◆ Quoted passage:
Micah Potter (born April 6, 1998) is an American professional basketball player for the Utah Jazz of the National Basketball Association (NBA), on a two-way contract with the Salt Lake City Stars of the NBA G League. He played college basketball for the Ohio State Buckeyes and the Wisconsin Badgers.

High school career
Potter attended Mentor High School in Mentor, Ohio and came off the bench until his junior season. He averaged 20.2 points and 9.1 rebounds per game as a junior, earning First Team All-State honors. For his senior season, Potter transferred to Montverde Academy in Montverde, Florida. He averaged 10.7 points and 5.5 rebounds per game and was named team most valuable player. Potter committed to playing college basketball for Ohio State.

College career

Ohio State (2016–2018)

◆ Listed records:
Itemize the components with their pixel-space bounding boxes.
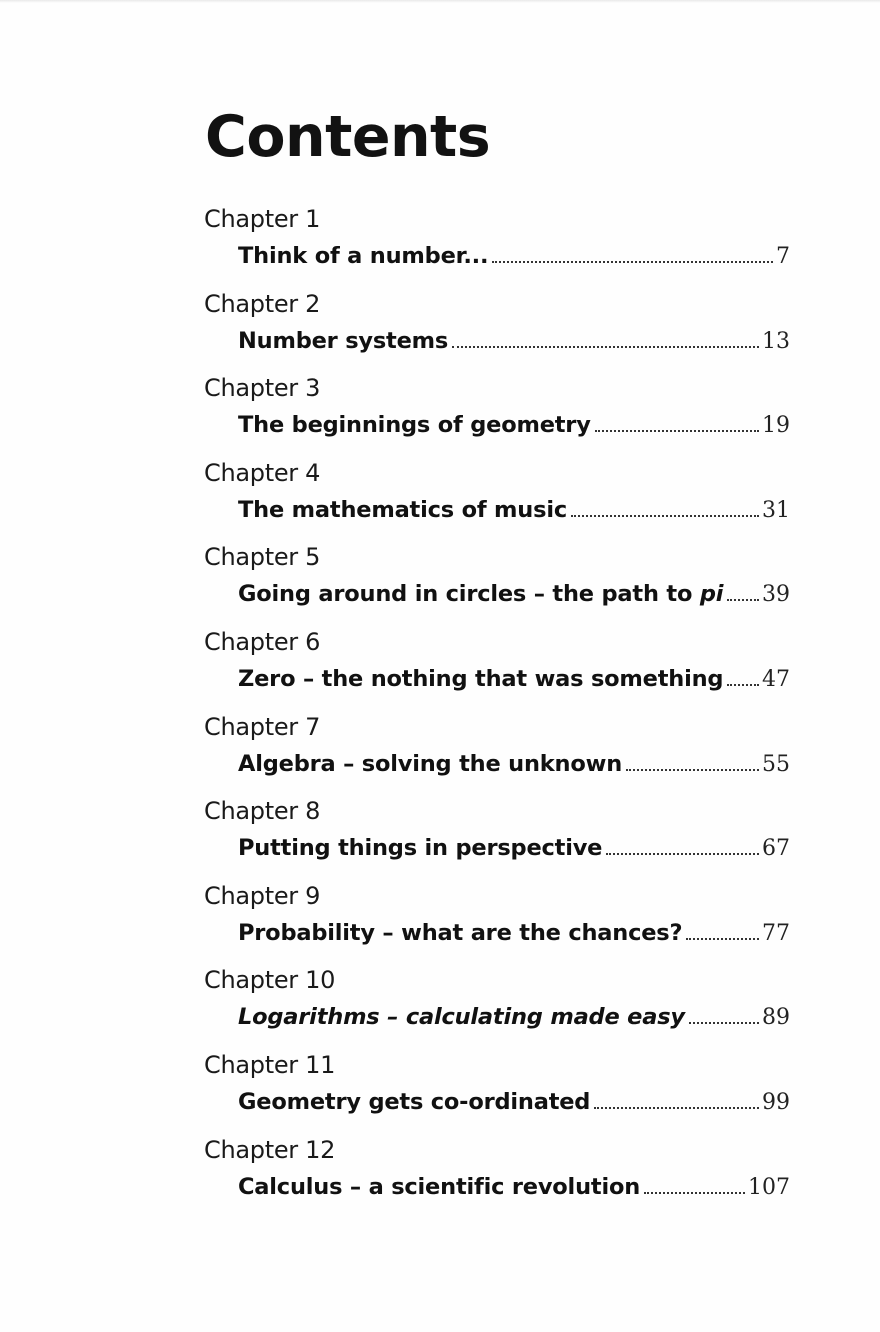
dot-leader — [606, 852, 759, 855]
chapter-title: Number systems — [238, 327, 449, 354]
chapter-label: Chapter 10 — [204, 966, 336, 995]
dot-leader — [626, 768, 759, 771]
chapter-label: Chapter 6 — [204, 627, 321, 656]
dot-leader — [595, 429, 759, 432]
page-title: Contents — [205, 104, 491, 170]
page-number: 89 — [762, 1005, 790, 1031]
chapter-label: Chapter 4 — [204, 458, 321, 487]
chapter-title: Think of a number... — [238, 243, 489, 269]
dot-leader — [689, 1021, 759, 1024]
chapter-title: Zero – the nothing that was something — [238, 665, 724, 692]
toc-entry-8[interactable] — [200, 795, 790, 880]
chapter-title: The beginnings of geometry — [238, 412, 591, 439]
toc-entry-1[interactable] — [200, 203, 790, 288]
dot-leader — [492, 260, 773, 263]
toc-entry-5[interactable] — [200, 541, 790, 626]
dot-leader — [686, 937, 759, 940]
dot-leader — [644, 1191, 745, 1194]
page-number: 31 — [762, 497, 790, 523]
toc-entry-11[interactable] — [200, 1049, 790, 1134]
toc-entry-6[interactable] — [200, 626, 790, 711]
page-number: 107 — [748, 1174, 790, 1200]
chapter-label: Chapter 9 — [204, 881, 321, 910]
dot-leader — [571, 514, 759, 517]
chapter-label: Chapter 11 — [204, 1050, 336, 1079]
chapter-label: Chapter 12 — [204, 1135, 336, 1164]
chapter-label: Chapter 3 — [204, 374, 321, 403]
dot-leader — [727, 598, 759, 601]
chapter-title-main: Going around in circles – the path to — [238, 581, 700, 608]
page-number: 47 — [762, 666, 790, 692]
chapter-title — [238, 581, 723, 607]
page-number: 77 — [762, 920, 790, 946]
chapter-title: Calculus – a scientific revolution — [238, 1173, 641, 1200]
page-number: 13 — [762, 328, 790, 354]
chapter-label: Chapter 1 — [204, 205, 321, 233]
page-number: 67 — [762, 836, 790, 862]
dot-leader — [727, 683, 759, 686]
chapter-title: Geometry gets co-ordinated — [238, 1088, 591, 1115]
chapter-title: Probability – what are the chances? — [238, 919, 683, 946]
chapter-label: Chapter 2 — [204, 289, 321, 318]
dot-leader — [452, 345, 759, 348]
chapter-label: Chapter 8 — [204, 797, 321, 826]
chapter-label: Chapter 7 — [204, 712, 321, 741]
toc-entry-9[interactable] — [200, 880, 790, 965]
toc-entry-10[interactable] — [200, 964, 790, 1049]
chapter-title-italic: pi — [699, 581, 724, 608]
table-of-contents — [200, 203, 790, 1218]
page-number: 7 — [776, 244, 790, 269]
chapter-title: Algebra – solving the unknown — [238, 750, 623, 777]
page-number: 55 — [762, 751, 790, 777]
page-number: 99 — [762, 1089, 790, 1115]
page-number: 19 — [762, 413, 790, 439]
chapter-title: The mathematics of music — [238, 496, 567, 523]
toc-entry-4[interactable] — [200, 457, 790, 542]
chapter-label: Chapter 5 — [204, 543, 321, 572]
dot-leader — [594, 1106, 759, 1109]
toc-entry-2[interactable] — [200, 288, 790, 373]
chapter-title: Logarithms – calculating made easy — [238, 1004, 685, 1031]
toc-entry-12[interactable] — [200, 1134, 790, 1219]
scan-edge — [0, 0, 880, 3]
toc-entry-3[interactable] — [200, 372, 790, 457]
toc-entry-7[interactable] — [200, 711, 790, 796]
page-number: 39 — [762, 582, 790, 608]
chapter-title: Putting things in perspective — [238, 835, 603, 862]
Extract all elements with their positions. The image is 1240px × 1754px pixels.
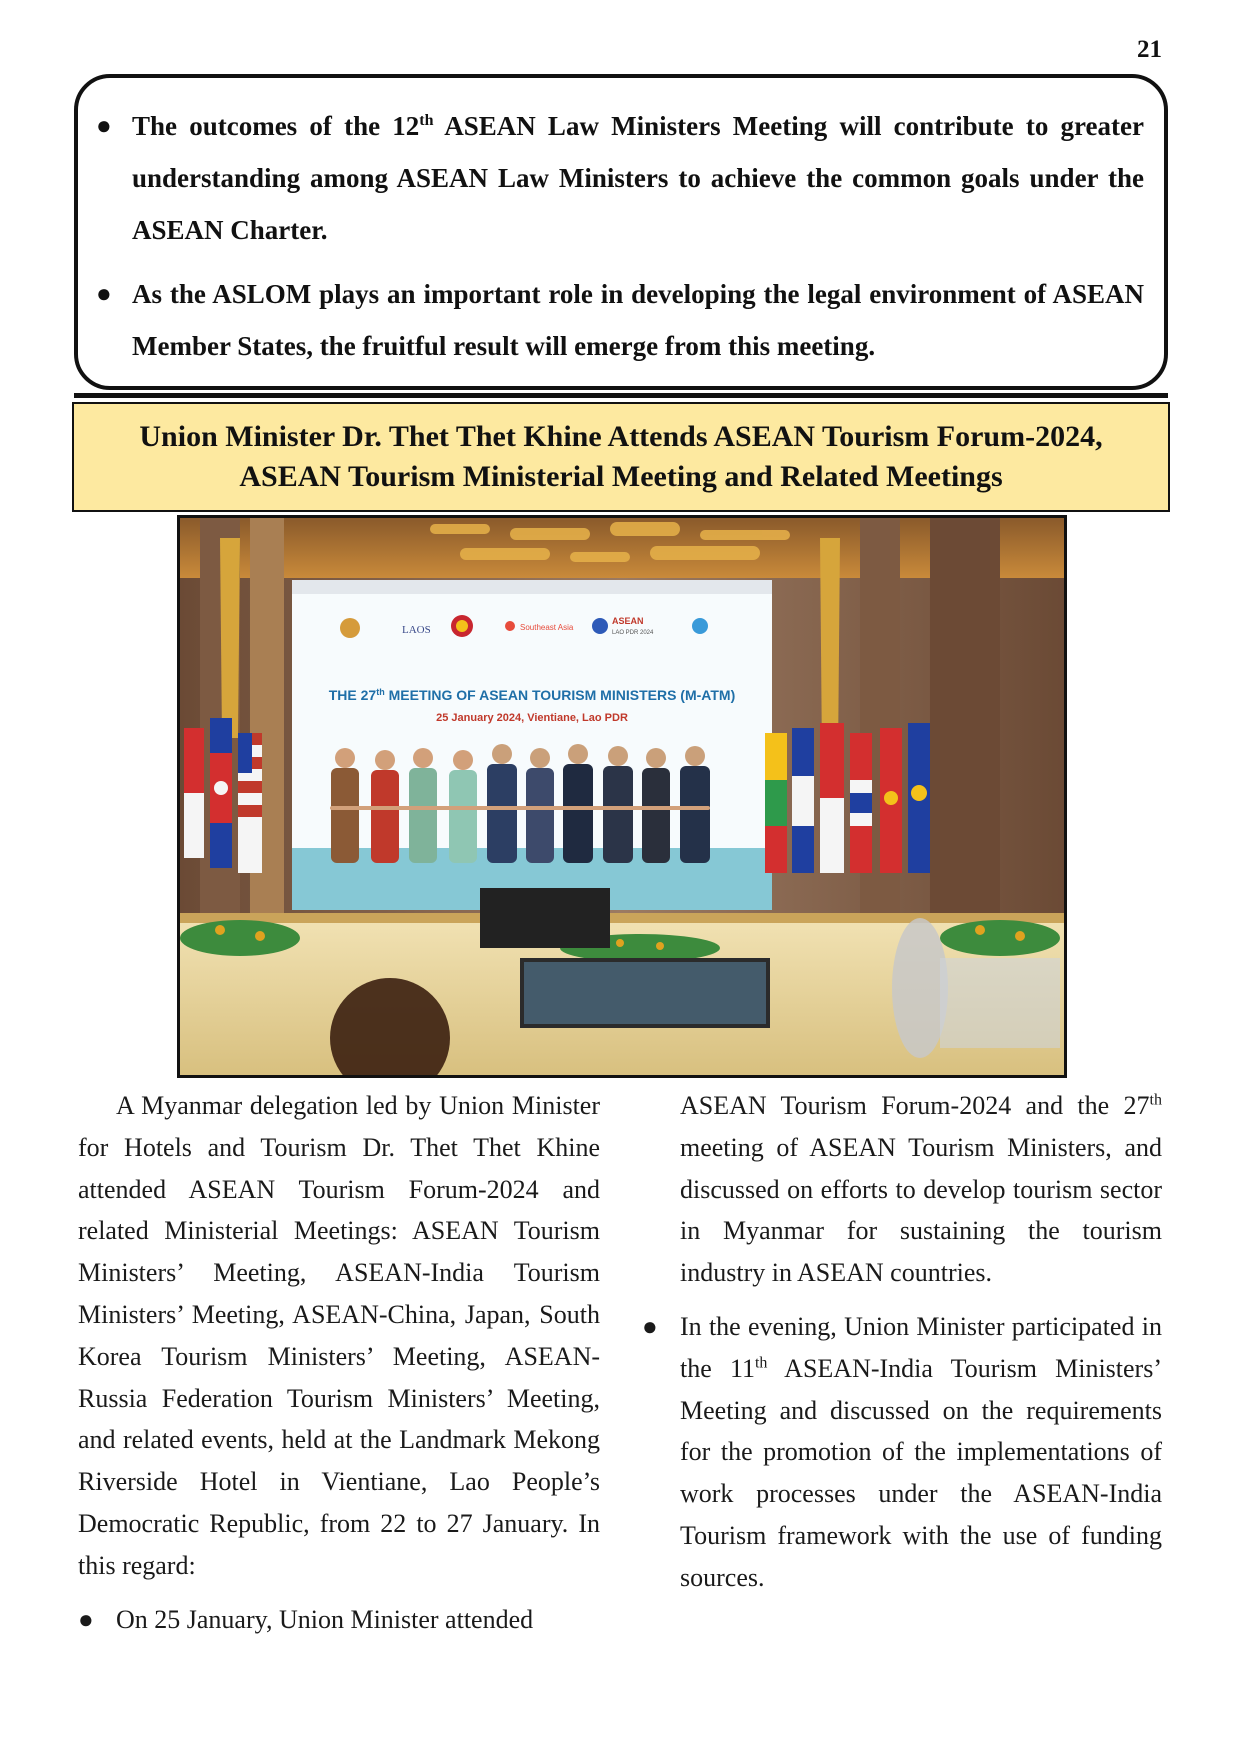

◆ Tasks to complete:
**A)** Retype the passage on Micah Potter between "Micah Potter (born" and "the Wisconsin Badgers.", inclusive.
**B)** According to the passage on Micah Potter, which school did he transfer to for his senior season of high school?

◆ Solutions per task:
**A)**
Micah Potter (born April 6, 1998) is an American professional basketball player for the Utah Jazz of the National Basketball Association (NBA), on a two-way contract with the Salt Lake City Stars of the NBA G League. He played college basketball for the Ohio State Buckeyes and the Wisconsin Badgers.

**B)** Montverde Academy in Montverde, Florida.